* _Brief_
Write out every line of the material exactly as it appears.

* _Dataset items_
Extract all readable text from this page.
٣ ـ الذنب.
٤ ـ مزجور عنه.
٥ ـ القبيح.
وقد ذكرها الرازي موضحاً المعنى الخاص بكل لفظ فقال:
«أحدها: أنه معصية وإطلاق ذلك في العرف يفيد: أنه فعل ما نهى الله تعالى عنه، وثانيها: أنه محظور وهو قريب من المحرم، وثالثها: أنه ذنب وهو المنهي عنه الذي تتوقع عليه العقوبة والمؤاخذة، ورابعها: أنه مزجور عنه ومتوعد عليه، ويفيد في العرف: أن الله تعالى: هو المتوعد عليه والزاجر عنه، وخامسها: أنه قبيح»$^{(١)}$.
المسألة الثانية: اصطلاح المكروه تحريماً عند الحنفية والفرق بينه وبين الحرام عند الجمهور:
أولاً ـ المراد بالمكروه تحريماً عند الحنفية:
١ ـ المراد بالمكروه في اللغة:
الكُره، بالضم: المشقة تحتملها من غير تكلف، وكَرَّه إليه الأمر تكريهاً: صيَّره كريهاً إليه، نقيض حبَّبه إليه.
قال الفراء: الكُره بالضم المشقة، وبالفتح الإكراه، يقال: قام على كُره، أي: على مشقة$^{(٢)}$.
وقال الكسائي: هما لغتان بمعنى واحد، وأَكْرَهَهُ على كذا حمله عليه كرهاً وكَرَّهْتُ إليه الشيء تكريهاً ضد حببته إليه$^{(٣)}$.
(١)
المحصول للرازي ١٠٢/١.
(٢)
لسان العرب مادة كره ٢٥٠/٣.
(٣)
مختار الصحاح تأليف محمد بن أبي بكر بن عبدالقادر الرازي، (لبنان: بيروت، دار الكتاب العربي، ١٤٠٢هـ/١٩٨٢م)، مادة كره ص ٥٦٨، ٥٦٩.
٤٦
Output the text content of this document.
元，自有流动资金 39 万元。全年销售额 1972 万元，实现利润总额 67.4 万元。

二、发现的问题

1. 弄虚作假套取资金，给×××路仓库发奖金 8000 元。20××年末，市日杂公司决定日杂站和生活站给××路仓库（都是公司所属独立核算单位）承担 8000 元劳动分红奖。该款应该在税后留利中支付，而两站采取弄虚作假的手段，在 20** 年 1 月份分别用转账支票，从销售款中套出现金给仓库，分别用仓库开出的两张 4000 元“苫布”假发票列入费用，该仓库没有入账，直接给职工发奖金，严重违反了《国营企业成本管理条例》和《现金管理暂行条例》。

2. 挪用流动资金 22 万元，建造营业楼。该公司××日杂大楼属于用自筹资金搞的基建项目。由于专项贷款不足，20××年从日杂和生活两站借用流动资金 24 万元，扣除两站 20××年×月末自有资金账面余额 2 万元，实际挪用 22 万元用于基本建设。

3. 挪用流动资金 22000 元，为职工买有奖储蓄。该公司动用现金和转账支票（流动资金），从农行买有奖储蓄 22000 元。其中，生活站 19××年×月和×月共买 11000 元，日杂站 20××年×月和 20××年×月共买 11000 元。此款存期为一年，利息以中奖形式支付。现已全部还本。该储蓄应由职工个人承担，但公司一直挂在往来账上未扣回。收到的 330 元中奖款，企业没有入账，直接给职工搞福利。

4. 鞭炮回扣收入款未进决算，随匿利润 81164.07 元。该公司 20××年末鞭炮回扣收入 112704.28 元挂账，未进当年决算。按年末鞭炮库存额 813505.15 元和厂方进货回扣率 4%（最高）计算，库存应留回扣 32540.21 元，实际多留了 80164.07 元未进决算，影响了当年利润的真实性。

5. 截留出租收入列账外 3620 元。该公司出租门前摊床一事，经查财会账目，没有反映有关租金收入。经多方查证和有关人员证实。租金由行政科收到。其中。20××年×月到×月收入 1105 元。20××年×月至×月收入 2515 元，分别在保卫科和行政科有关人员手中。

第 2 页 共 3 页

* _Solution for this task_
Extract all readable text from this page.
٣ ـ الذنب.
٤ ـ مزجور عنه.
٥ ـ القبيح.
وقد ذكرها الرازي موضحاً المعنى الخاص بكل لفظ فقال:
«أحدها: أنه معصية وإطلاق ذلك في العرف يفيد: أنه فعل ما نهى الله تعالى عنه، وثانيها: أنه محظور وهو قريب من المحرم، وثالثها: أنه ذنب وهو المنهي عنه الذي تتوقع عليه العقوبة والمؤاخذة، ورابعها: أنه مزجور عنه ومتوعد عليه، ويفيد في العرف: أن الله تعالى: هو المتوعد عليه والزاجر عنه، وخامسها: أنه قبيح»$^{(١)}$.
المسألة الثانية: اصطلاح المكروه تحريماً عند الحنفية والفرق بينه وبين الحرام عند الجمهور:
أولاً ـ المراد بالمكروه تحريماً عند الحنفية:
١ ـ المراد بالمكروه في اللغة:
الكُره، بالضم: المشقة تحتملها من غير تكلف، وكَرَّه إليه الأمر تكريهاً: صيَّره كريهاً إليه، نقيض حبَّبه إليه.
قال الفراء: الكُره بالضم المشقة، وبالفتح الإكراه، يقال: قام على كُره، أي: على مشقة$^{(٢)}$.
وقال الكسائي: هما لغتان بمعنى واحد، وأَكْرَهَهُ على كذا حمله عليه كرهاً وكَرَّهْتُ إليه الشيء تكريهاً ضد حببته إليه$^{(٣)}$.
(١)
المحصول للرازي ١٠٢/١.
(٢)
لسان العرب مادة كره ٢٥٠/٣.
(٣)
مختار الصحاح تأليف محمد بن أبي بكر بن عبدالقادر الرازي، (لبنان: بيروت، دار الكتاب العربي، ١٤٠٢هـ/١٩٨٢م)، مادة كره ص ٥٦٨، ٥٦٩.
٤٦
Output the text content of this document.
元，自有流动资金 39 万元。全年销售额 1972 万元，实现利润总额 67.4 万元。

二、发现的问题

1. 弄虚作假套取资金，给×××路仓库发奖金 8000 元。20××年末，市日杂公司决定日杂站和生活站给××路仓库（都是公司所属独立核算单位）承担 8000 元劳动分红奖。该款应该在税后留利中支付，而两站采取弄虚作假的手段，在 20** 年 1 月份分别用转账支票，从销售款中套出现金给仓库，分别用仓库开出的两张 4000 元“苫布”假发票列入费用，该仓库没有入账，直接给职工发奖金，严重违反了《国营企业成本管理条例》和《现金管理暂行条例》。

2. 挪用流动资金 22 万元，建造营业楼。该公司××日杂大楼属于用自筹资金搞的基建项目。由于专项贷款不足，20××年从日杂和生活两站借用流动资金 24 万元，扣除两站 20××年×月末自有资金账面余额 2 万元，实际挪用 22 万元用于基本建设。

3. 挪用流动资金 22000 元，为职工买有奖储蓄。该公司动用现金和转账支票（流动资金），从农行买有奖储蓄 22000 元。其中，生活站 19××年×月和×月共买 11000 元，日杂站 20××年×月和 20××年×月共买 11000 元。此款存期为一年，利息以中奖形式支付。现已全部还本。该储蓄应由职工个人承担，但公司一直挂在往来账上未扣回。收到的 330 元中奖款，企业没有入账，直接给职工搞福利。

4. 鞭炮回扣收入款未进决算，随匿利润 81164.07 元。该公司 20××年末鞭炮回扣收入 112704.28 元挂账，未进当年决算。按年末鞭炮库存额 813505.15 元和厂方进货回扣率 4%（最高）计算，库存应留回扣 32540.21 元，实际多留了 80164.07 元未进决算，影响了当年利润的真实性。

5. 截留出租收入列账外 3620 元。该公司出租门前摊床一事，经查财会账目，没有反映有关租金收入。经多方查证和有关人员证实。租金由行政科收到。其中。20××年×月到×月收入 1105 元。20××年×月至×月收入 2515 元，分别在保卫科和行政科有关人员手中。

第 2 页 共 3 页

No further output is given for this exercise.